Set problem — From the interview on sales below, reproduce verbatim the passage that begins at the words "I saw on your" and stops after "and, specifically, salespeople?".

Reading passage —
Again, most sales people talk – or they present rather than listen and ask questions. They give away their power, and then they spend their time trying to convince. You can’t convince anybody to buy anything. They have to discover why they want it for themselves, and that’s where your credibility comes from, from the questions that you ask, not the information that you give.

Adam Honig at Spiro, CRM wrote an article on our blog about how introverts can build self-confidence. How does this training with introverts go?

Interesting question. If you’re dealing with an introvert, you just need to adapt the training so it’s comfortable for them to adopt the system, and the system is reliable. We work with introverts, extroverts, people who are very detailed oriented, people who are big picture, fast paced, slow paced. It doesn’t make any difference as far as we’re concerned. At the end of the day, if you have a good system, you need to make it your own, and you need to control your own behavior.

The prospect needs to get whatever personality type they need in order to buy from you. As a salesperson, you’re largely irrelevant. You’re a vehicle for asking questions and gathering good data. If you make yourself the center of attention or you say you’re an introvert or an extrovert and you find it difficult to sell to a certain section of the population, then you’re cutting your own legs off. Now, I think a good salesperson can sell to any personality type, and they need to learn to adapt their personality to meet the requirements of that particular prospect.

I saw on your LinkedIn profile that 95% of management problems start with bad recruitment. So what should recruiters pay attention to when they’re hiring and, specifically, salespeople?

Dataset items —
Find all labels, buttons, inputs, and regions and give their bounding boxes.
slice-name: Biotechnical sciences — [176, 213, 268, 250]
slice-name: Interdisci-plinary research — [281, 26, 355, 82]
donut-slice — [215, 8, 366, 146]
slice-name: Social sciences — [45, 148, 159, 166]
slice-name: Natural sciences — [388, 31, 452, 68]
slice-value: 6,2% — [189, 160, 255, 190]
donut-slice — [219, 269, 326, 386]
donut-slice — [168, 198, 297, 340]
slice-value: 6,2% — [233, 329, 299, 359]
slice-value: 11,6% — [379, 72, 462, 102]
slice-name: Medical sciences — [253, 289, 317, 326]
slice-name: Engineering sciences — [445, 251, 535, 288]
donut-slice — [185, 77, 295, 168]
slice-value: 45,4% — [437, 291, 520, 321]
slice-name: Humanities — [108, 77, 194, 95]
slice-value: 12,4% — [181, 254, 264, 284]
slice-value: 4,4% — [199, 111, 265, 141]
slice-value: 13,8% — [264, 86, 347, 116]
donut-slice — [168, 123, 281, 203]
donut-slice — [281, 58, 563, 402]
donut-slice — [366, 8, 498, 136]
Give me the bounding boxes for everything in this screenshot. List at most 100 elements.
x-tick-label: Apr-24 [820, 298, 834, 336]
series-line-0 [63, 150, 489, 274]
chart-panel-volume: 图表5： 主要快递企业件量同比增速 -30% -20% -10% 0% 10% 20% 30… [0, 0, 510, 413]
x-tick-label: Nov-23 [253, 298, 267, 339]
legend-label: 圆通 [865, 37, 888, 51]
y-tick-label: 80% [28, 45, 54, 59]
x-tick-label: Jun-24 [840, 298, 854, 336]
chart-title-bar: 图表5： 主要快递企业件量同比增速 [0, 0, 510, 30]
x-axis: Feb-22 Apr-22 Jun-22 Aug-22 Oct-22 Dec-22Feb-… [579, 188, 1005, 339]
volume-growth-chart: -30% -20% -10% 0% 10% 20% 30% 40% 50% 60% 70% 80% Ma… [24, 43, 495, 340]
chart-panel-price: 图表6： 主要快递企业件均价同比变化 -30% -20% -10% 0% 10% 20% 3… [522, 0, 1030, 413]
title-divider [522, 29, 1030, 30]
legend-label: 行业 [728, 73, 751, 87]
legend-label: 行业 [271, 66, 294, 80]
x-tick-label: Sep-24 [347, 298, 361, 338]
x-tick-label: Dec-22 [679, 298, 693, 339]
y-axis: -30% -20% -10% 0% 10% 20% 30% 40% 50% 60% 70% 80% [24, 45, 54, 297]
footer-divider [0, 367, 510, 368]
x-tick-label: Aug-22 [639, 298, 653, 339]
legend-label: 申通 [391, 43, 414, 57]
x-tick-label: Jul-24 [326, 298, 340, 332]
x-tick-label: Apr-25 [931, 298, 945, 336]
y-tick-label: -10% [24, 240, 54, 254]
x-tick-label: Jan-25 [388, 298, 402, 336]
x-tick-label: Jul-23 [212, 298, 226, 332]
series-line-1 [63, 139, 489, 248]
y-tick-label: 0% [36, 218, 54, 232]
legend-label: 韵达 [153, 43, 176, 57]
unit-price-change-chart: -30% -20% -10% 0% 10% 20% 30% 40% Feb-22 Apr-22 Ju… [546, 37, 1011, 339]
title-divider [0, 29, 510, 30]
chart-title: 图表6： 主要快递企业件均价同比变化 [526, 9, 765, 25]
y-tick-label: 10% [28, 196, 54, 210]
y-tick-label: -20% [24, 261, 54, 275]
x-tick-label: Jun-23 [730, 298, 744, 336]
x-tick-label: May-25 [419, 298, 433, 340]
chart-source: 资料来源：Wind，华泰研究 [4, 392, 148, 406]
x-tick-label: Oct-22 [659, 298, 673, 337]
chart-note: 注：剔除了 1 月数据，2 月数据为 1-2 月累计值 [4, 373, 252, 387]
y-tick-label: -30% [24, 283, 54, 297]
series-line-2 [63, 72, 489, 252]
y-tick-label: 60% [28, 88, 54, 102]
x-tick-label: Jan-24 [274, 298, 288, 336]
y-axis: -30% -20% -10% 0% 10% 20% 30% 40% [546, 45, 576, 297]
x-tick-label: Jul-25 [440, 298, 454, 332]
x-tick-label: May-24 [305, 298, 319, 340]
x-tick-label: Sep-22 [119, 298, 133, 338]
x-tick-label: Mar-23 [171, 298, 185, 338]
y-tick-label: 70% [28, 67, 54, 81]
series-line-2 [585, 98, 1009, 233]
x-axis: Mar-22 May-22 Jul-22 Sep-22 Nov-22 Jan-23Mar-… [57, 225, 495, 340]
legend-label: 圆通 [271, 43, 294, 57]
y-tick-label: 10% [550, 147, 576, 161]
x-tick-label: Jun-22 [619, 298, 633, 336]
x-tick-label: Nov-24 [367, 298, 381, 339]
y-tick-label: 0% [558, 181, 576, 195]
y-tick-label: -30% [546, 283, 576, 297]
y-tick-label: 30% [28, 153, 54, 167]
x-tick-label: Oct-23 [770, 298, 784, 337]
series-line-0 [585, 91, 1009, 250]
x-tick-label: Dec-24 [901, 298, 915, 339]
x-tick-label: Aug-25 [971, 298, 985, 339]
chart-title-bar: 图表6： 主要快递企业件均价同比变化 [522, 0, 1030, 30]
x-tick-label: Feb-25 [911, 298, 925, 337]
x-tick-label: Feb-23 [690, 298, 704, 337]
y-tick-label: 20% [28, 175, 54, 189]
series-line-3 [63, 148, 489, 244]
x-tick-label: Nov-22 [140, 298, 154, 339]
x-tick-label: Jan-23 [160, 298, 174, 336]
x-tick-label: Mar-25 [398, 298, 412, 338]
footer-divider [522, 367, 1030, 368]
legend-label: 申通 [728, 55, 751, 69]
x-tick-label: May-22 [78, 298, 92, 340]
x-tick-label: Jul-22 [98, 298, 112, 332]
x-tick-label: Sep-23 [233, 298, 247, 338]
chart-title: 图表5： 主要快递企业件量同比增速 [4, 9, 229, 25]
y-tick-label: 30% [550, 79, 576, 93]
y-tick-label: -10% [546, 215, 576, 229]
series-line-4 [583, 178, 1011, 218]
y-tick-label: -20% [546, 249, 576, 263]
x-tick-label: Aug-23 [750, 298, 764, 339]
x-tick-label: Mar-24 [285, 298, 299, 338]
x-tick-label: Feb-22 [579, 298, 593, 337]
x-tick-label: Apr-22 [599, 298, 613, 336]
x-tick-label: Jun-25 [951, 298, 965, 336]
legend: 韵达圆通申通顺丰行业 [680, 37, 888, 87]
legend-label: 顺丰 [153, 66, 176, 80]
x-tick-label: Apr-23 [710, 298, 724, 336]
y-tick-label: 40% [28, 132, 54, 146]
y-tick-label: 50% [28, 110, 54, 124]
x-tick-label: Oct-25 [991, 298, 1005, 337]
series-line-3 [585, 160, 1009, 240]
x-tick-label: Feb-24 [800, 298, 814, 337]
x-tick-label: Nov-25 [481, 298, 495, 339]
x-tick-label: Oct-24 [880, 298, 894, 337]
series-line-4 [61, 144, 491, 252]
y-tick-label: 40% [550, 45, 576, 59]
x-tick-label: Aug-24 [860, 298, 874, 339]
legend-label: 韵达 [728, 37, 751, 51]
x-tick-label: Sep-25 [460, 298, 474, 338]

Expected answer —
I saw on your LinkedIn profile that 95% of management problems start with bad recruitment. So what should recruiters pay attention to when they’re hiring and, specifically, salespeople?